- PROBLEM DESCRIPTION
Copy out every line that contains "Solids".

- ITEMS
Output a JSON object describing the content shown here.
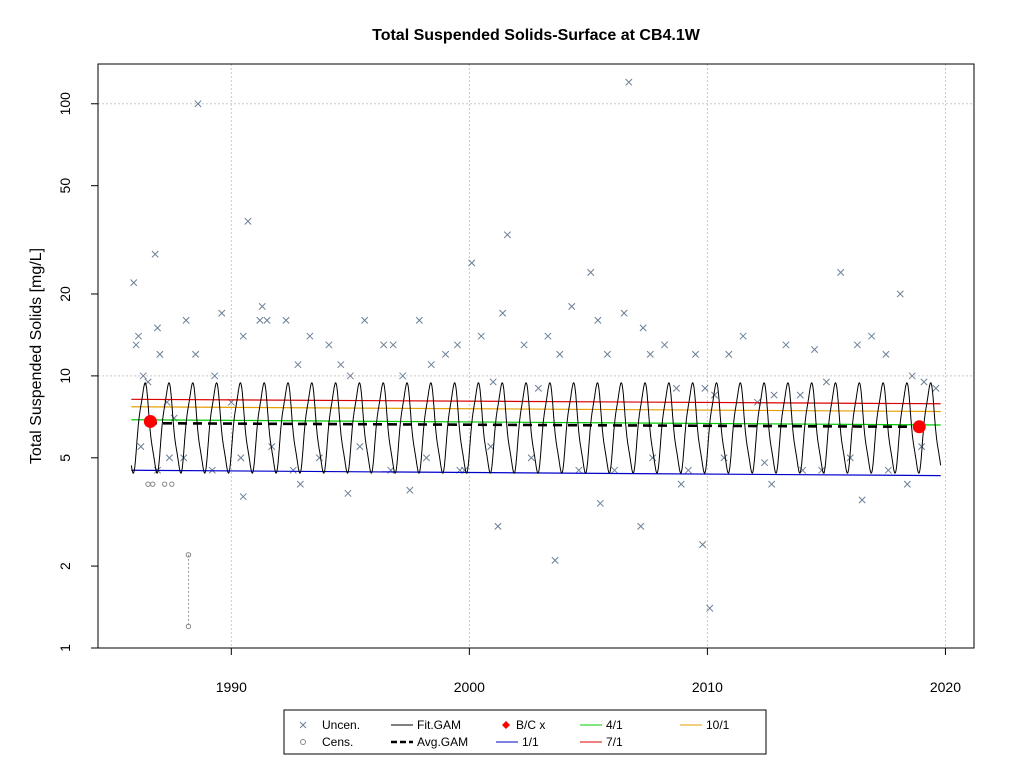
{
  "chart_data": {
    "type": "scatter",
    "title": "Total Suspended Solids-Surface at CB4.1W",
    "xlabel": "",
    "ylabel": "Total Suspended Solids [mg/L]",
    "y_scale": "log",
    "xlim": [
      1984.4,
      2021.2
    ],
    "ylim": [
      1,
      140
    ],
    "x_ticks": [
      1990,
      2000,
      2010,
      2020
    ],
    "x_tick_labels": [
      "1990",
      "2000",
      "2010",
      "2020"
    ],
    "y_ticks": [
      1,
      2,
      5,
      10,
      20,
      50,
      100
    ],
    "y_tick_labels": [
      "1",
      "2",
      "5",
      "10",
      "20",
      "50",
      "100"
    ],
    "grid": true,
    "legend_position": "bottom",
    "legend": [
      {
        "label": "Uncen.",
        "symbol": "x",
        "color": "#6b7f95"
      },
      {
        "label": "Cens.",
        "symbol": "circle",
        "color": "#888888"
      },
      {
        "label": "Fit.GAM",
        "symbol": "line",
        "color": "#000000"
      },
      {
        "label": "Avg.GAM",
        "symbol": "dashed",
        "color": "#000000"
      },
      {
        "label": "B/C x",
        "symbol": "diamond",
        "color": "#ff0000"
      },
      {
        "label": "1/1",
        "symbol": "line",
        "color": "#0000cc"
      },
      {
        "label": "4/1",
        "symbol": "line",
        "color": "#00cc00"
      },
      {
        "label": "7/1",
        "symbol": "line",
        "color": "#dd0000"
      },
      {
        "label": "10/1",
        "symbol": "line",
        "color": "#e69f00"
      }
    ],
    "series": [
      {
        "name": "Fit.GAM",
        "kind": "seasonal",
        "x_start": 1985.8,
        "x_end": 2019.8,
        "low": 4.5,
        "high": 9.2,
        "color": "#000000"
      },
      {
        "name": "Avg.GAM",
        "x": [
          1986.5,
          2018.9
        ],
        "y": [
          6.7,
          6.5
        ],
        "color": "#000000"
      },
      {
        "name": "1/1",
        "x": [
          1985.8,
          2019.8
        ],
        "y": [
          4.5,
          4.3
        ],
        "color": "#0000cc"
      },
      {
        "name": "4/1",
        "x": [
          1985.8,
          2019.8
        ],
        "y": [
          6.9,
          6.6
        ],
        "color": "#00cc00"
      },
      {
        "name": "7/1",
        "x": [
          1985.8,
          2019.8
        ],
        "y": [
          8.2,
          7.9
        ],
        "color": "#dd0000"
      },
      {
        "name": "10/1",
        "x": [
          1985.8,
          2019.8
        ],
        "y": [
          7.7,
          7.4
        ],
        "color": "#e69f00"
      },
      {
        "name": "B/C x",
        "x": [
          1986.6,
          2018.9
        ],
        "y": [
          6.8,
          6.5
        ],
        "color": "#ff0000"
      },
      {
        "name": "Cens.",
        "x": [
          1986.5,
          1986.7,
          1987.2,
          1987.5,
          1988.2,
          1988.2
        ],
        "y": [
          4.0,
          4.0,
          4.0,
          4.0,
          2.2,
          1.2
        ],
        "color": "#888888"
      },
      {
        "name": "Uncen.",
        "color": "#6b7f95",
        "x": [
          1985.9,
          1986.0,
          1986.1,
          1986.3,
          1986.5,
          1986.8,
          1986.9,
          1987.0,
          1987.3,
          1987.6,
          1988.1,
          1988.5,
          1988.6,
          1989.3,
          1989.6,
          1990.0,
          1990.5,
          1990.7,
          1991.2,
          1991.3,
          1991.5,
          1992.3,
          1992.8,
          1993.3,
          1994.1,
          1994.6,
          1995.0,
          1995.6,
          1996.4,
          1996.8,
          1997.2,
          1997.9,
          1998.4,
          1999.0,
          1999.5,
          2000.1,
          2000.5,
          2001.0,
          2001.4,
          2001.6,
          2002.3,
          2002.9,
          2003.3,
          2003.8,
          2004.3,
          2005.1,
          2005.4,
          2005.8,
          2006.5,
          2006.7,
          2007.3,
          2007.6,
          2008.2,
          2008.7,
          2009.5,
          2009.9,
          2010.3,
          2010.9,
          2011.5,
          2012.1,
          2012.8,
          2013.3,
          2013.9,
          2014.5,
          2015.0,
          2015.6,
          2016.3,
          2016.9,
          2017.5,
          2018.1,
          2018.6,
          2019.1,
          2019.6,
          1986.2,
          1986.9,
          1987.4,
          1988.0,
          1989.2,
          1990.4,
          1991.7,
          1992.6,
          1993.7,
          1995.4,
          1996.7,
          1998.2,
          1999.6,
          2000.9,
          2002.6,
          2004.6,
          2006.1,
          2007.7,
          2009.2,
          2010.7,
          2012.4,
          2014.0,
          2016.0,
          2017.6,
          2019.0,
          1990.5,
          1992.9,
          1994.9,
          1997.5,
          1999.8,
          2001.2,
          2003.6,
          2005.5,
          2007.2,
          2008.9,
          2009.8,
          2010.1,
          2012.7,
          2014.8,
          2016.5,
          2018.4
        ],
        "y": [
          22.0,
          13.0,
          14.0,
          10.0,
          9.5,
          28.0,
          15.0,
          12.0,
          8.0,
          7.0,
          16.0,
          12.0,
          100.0,
          10.0,
          17.0,
          8.0,
          14.0,
          37.0,
          16.0,
          18.0,
          16.0,
          16.0,
          11.0,
          14.0,
          13.0,
          11.0,
          10.0,
          16.0,
          13.0,
          13.0,
          10.0,
          16.0,
          11.0,
          12.0,
          13.0,
          26.0,
          14.0,
          9.5,
          17.0,
          33.0,
          13.0,
          9.0,
          14.0,
          12.0,
          18.0,
          24.0,
          16.0,
          12.0,
          17.0,
          120.0,
          15.0,
          12.0,
          13.0,
          9.0,
          12.0,
          9.0,
          8.5,
          12.0,
          14.0,
          8.0,
          8.5,
          13.0,
          8.5,
          12.5,
          9.5,
          24.0,
          13.0,
          14.0,
          12.0,
          20.0,
          10.0,
          9.5,
          9.0,
          5.5,
          4.5,
          5.0,
          5.0,
          4.5,
          5.0,
          5.5,
          4.5,
          5.0,
          5.5,
          4.5,
          5.0,
          4.5,
          5.5,
          5.0,
          4.5,
          4.5,
          5.0,
          4.5,
          5.0,
          4.8,
          4.5,
          5.0,
          4.5,
          5.5,
          3.6,
          4.0,
          3.7,
          3.8,
          4.5,
          2.8,
          2.1,
          3.4,
          2.8,
          4.0,
          2.4,
          1.4,
          4.0,
          4.5,
          3.5,
          4.0
        ]
      }
    ]
  }
}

- CORRECT RESULT
    "title": "Total Suspended Solids-Surface at CB4.1W",
    "ylabel": "Total Suspended Solids [mg/L]",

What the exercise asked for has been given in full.